_Objective_
Reproduce all the lines exactly as they stand, apart from the pictures.

_Information supplied_
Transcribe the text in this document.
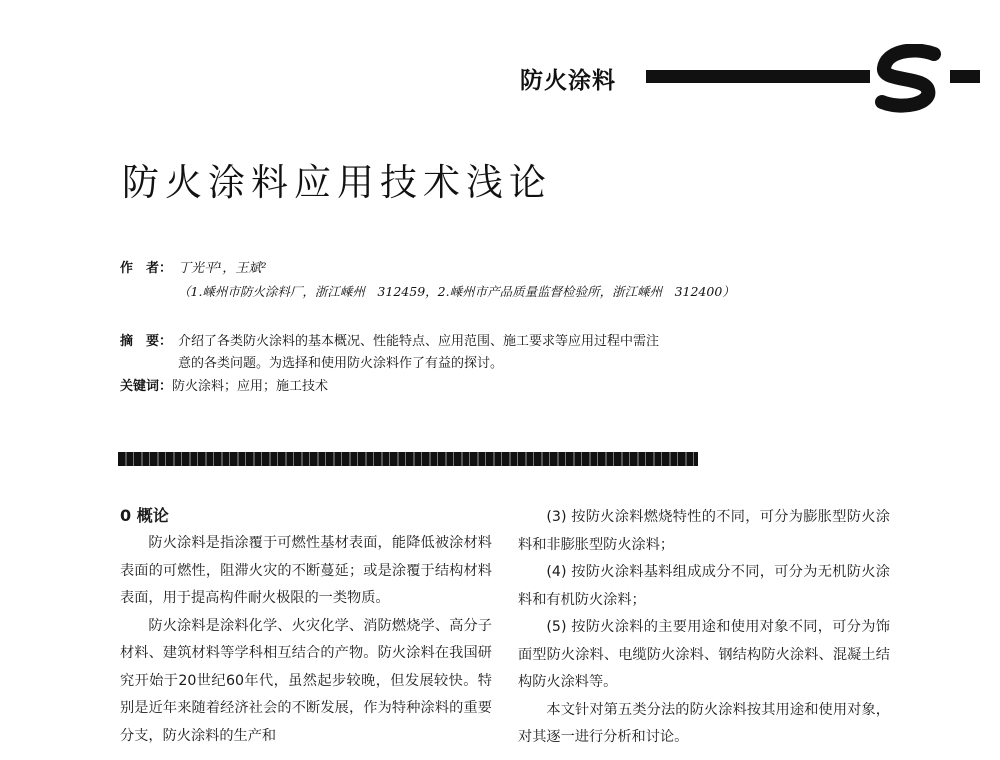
防火涂料
防火涂料应用技术浅论
作　者： 丁光平¹，王斌²
（1.嵊州市防火涂料厂，浙江嵊州　312459，2.嵊州市产品质量监督检验所，浙江嵊州　312400）
摘　要： 介绍了各类防火涂料的基本概况、性能特点、应用范围、施工要求等应用过程中需注
意的各类问题。为选择和使用防火涂料作了有益的探讨。
关键词：防火涂料；应用；施工技术
0 概论

防火涂料是指涂覆于可燃性基材表面，能降低被涂材料表面的可燃性，阻滞火灾的不断蔓延；或是涂覆于结构材料表面，用于提高构件耐火极限的一类物质。

防火涂料是涂料化学、火灾化学、消防燃烧学、高分子材料、建筑材料等学科相互结合的产物。防火涂料在我国研究开始于20世纪60年代，虽然起步较晚，但发展较快。特别是近年来随着经济社会的不断发展，作为特种涂料的重要分支，防火涂料的生产和

(3) 按防火涂料燃烧特性的不同，可分为膨胀型防火涂料和非膨胀型防火涂料；

(4) 按防火涂料基料组成成分不同，可分为无机防火涂料和有机防火涂料；

(5) 按防火涂料的主要用途和使用对象不同，可分为饰面型防火涂料、电缆防火涂料、钢结构防火涂料、混凝土结构防火涂料等。

本文针对第五类分法的防火涂料按其用途和使用对象，对其逐一进行分析和讨论。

_Worked answer_
Transcribe the text in this document.
防火涂料
防火涂料应用技术浅论
作　者： 丁光平¹，王斌²
（1.嵊州市防火涂料厂，浙江嵊州　312459，2.嵊州市产品质量监督检验所，浙江嵊州　312400）
摘　要： 介绍了各类防火涂料的基本概况、性能特点、应用范围、施工要求等应用过程中需注
意的各类问题。为选择和使用防火涂料作了有益的探讨。
关键词：防火涂料；应用；施工技术
0 概论

防火涂料是指涂覆于可燃性基材表面，能降低被涂材料表面的可燃性，阻滞火灾的不断蔓延；或是涂覆于结构材料表面，用于提高构件耐火极限的一类物质。

防火涂料是涂料化学、火灾化学、消防燃烧学、高分子材料、建筑材料等学科相互结合的产物。防火涂料在我国研究开始于20世纪60年代，虽然起步较晚，但发展较快。特别是近年来随着经济社会的不断发展，作为特种涂料的重要分支，防火涂料的生产和

(3) 按防火涂料燃烧特性的不同，可分为膨胀型防火涂料和非膨胀型防火涂料；

(4) 按防火涂料基料组成成分不同，可分为无机防火涂料和有机防火涂料；

(5) 按防火涂料的主要用途和使用对象不同，可分为饰面型防火涂料、电缆防火涂料、钢结构防火涂料、混凝土结构防火涂料等。

本文针对第五类分法的防火涂料按其用途和使用对象，对其逐一进行分析和讨论。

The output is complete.